# Goal
Gather every line from the entries below that includes "тело".

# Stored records
— START —
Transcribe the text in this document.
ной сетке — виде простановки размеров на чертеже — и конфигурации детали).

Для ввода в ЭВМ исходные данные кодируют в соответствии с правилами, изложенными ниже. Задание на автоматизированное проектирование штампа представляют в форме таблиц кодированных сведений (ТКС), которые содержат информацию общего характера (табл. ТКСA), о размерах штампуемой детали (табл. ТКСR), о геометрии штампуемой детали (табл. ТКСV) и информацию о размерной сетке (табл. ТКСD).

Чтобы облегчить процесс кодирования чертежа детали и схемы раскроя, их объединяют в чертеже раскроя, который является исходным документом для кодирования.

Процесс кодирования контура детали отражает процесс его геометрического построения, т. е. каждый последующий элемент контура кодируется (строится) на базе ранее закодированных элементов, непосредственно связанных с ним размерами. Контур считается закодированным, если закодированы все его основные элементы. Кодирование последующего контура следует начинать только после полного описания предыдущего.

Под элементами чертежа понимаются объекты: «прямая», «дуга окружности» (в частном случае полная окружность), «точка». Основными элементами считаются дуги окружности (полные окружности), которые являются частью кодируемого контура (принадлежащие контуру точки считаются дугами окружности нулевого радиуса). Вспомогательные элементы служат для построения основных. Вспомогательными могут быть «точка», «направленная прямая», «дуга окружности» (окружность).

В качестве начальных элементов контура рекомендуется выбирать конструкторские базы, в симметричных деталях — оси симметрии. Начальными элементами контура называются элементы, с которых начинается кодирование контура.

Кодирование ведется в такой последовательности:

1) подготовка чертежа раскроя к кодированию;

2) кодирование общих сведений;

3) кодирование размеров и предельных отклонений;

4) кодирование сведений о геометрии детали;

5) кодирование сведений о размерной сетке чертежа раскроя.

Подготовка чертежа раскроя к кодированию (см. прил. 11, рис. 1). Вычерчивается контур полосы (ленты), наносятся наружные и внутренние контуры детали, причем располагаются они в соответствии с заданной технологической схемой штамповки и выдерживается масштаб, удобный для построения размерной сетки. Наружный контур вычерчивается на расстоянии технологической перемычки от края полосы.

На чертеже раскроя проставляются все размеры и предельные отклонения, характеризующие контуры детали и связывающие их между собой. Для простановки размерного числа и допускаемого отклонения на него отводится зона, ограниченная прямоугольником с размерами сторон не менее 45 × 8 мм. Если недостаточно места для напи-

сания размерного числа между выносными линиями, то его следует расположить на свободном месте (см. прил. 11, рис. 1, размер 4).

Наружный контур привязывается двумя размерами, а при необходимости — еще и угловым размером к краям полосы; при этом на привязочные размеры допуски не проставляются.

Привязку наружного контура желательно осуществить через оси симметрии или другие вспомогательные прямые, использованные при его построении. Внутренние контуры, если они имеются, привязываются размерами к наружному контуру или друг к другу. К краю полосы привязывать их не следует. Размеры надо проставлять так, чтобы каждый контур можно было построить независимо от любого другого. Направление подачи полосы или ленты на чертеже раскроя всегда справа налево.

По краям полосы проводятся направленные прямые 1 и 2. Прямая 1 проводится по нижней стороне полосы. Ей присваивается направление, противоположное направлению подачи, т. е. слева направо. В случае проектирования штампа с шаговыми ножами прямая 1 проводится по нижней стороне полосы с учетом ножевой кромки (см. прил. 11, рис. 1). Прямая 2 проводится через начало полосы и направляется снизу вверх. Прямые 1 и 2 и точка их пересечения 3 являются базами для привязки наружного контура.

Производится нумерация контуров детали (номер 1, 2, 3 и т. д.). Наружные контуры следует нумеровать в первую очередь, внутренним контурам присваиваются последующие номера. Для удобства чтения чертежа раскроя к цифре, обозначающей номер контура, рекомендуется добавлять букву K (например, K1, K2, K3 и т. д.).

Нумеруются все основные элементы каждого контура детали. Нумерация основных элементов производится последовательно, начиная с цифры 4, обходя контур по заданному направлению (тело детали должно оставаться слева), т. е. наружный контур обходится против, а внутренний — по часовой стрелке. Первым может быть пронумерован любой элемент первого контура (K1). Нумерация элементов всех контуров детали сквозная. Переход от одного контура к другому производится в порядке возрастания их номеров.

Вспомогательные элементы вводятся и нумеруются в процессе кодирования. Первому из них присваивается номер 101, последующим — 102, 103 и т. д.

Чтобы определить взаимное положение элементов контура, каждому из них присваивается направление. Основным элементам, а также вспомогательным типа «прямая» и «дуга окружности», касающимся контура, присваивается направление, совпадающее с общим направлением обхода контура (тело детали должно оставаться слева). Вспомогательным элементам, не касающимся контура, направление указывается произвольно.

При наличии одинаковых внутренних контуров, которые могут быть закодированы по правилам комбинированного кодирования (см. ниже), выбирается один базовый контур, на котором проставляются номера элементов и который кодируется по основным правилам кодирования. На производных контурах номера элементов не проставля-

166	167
— END —
# Response to this task
Нумеруются все основные элементы каждого контура детали. Нумерация основных элементов производится последовательно, начиная с цифры 4, обходя контур по заданному направлению (тело детали должно оставаться слева), т. е. наружный контур обходится против, а внутренний — по часовой стрелке. Первым может быть пронумерован любой элемент первого контура (K1). Нумерация элементов всех контуров детали сквозная. Переход от одного контура к другому производится в порядке возрастания их номеров.
Чтобы определить взаимное положение элементов контура, каждому из них присваивается направление. Основным элементам, а также вспомогательным типа «прямая» и «дуга окружности», касающимся контура, присваивается направление, совпадающее с общим направлением обхода контура (тело детали должно оставаться слева). Вспомогательным элементам, не касающимся контура, направление указывается произвольно.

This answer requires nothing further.